## TASK TO CARRY OUT
In the entries below, find the lines that contain the word "tossicodipendenti" and copy them.
DATA UNDER STUDY: Begin
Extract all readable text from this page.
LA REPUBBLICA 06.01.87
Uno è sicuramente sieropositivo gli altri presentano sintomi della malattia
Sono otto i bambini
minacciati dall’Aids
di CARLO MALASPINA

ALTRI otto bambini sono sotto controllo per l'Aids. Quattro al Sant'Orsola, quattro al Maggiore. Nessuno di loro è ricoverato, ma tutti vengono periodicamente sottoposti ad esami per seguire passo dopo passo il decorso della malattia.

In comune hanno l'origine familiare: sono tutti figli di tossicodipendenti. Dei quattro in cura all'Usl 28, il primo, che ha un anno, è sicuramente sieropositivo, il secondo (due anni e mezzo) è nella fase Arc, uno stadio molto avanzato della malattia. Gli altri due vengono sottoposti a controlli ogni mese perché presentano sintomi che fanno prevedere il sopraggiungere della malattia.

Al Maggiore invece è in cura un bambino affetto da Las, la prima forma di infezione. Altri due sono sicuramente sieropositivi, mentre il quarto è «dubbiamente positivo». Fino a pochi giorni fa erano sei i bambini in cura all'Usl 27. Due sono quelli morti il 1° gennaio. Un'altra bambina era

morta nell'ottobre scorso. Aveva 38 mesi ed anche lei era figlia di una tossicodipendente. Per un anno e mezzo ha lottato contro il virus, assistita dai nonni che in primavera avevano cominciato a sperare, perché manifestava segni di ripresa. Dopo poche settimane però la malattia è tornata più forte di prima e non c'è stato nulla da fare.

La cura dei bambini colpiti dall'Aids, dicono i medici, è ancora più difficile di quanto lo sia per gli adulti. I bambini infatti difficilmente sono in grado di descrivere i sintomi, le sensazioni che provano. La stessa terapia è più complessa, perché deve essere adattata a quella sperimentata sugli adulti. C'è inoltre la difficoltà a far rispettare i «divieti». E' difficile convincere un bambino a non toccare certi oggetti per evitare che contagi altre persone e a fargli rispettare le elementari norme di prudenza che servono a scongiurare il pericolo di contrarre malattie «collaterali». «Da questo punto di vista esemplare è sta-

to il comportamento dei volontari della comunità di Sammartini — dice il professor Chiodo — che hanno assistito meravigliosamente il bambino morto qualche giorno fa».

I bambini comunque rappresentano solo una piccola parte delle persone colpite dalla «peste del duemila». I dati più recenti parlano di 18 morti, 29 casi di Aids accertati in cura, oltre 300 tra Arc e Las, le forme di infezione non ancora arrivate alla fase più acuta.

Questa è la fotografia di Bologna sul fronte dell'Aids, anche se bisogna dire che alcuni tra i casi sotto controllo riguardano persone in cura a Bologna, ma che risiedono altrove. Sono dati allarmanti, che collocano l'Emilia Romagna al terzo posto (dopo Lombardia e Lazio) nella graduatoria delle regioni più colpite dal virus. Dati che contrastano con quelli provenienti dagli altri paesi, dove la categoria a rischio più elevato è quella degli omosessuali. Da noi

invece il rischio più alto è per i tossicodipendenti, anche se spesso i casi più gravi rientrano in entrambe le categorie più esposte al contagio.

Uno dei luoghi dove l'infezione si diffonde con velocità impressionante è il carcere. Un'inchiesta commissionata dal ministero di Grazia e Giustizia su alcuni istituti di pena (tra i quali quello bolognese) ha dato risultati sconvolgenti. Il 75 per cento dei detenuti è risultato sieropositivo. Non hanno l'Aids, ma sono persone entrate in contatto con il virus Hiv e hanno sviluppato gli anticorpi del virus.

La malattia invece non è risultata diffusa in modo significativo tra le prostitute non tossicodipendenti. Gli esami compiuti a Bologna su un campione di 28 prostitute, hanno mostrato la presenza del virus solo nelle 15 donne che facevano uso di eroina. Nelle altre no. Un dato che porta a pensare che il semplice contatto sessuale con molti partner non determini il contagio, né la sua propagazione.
DATA UNDER STUDY: End
## ANSWER
In comune hanno l'origine familiare: sono tutti figli di tossicodipendenti. Dei quattro in cura all'Usl 28, il primo, che ha un anno, è sicuramente sieropositivo, il secondo (due anni e mezzo) è nella fase Arc, uno stadio molto avanzato della malattia. Gli altri due vengono sottoposti a controlli ogni mese perché presentano sintomi che fanno prevedere il sopraggiungere della malattia.
invece il rischio più alto è per i tossicodipendenti, anche se spesso i casi più gravi rientrano in entrambe le categorie più esposte al contagio.
La malattia invece non è risultata diffusa in modo significativo tra le prostitute non tossicodipendenti. Gli esami compiuti a Bologna su un campione di 28 prostitute, hanno mostrato la presenza del virus solo nelle 15 donne che facevano uso di eroina. Nelle altre no. Un dato che porta a pensare che il semplice contatto sessuale con molti partner non determini il contagio, né la sua propagazione.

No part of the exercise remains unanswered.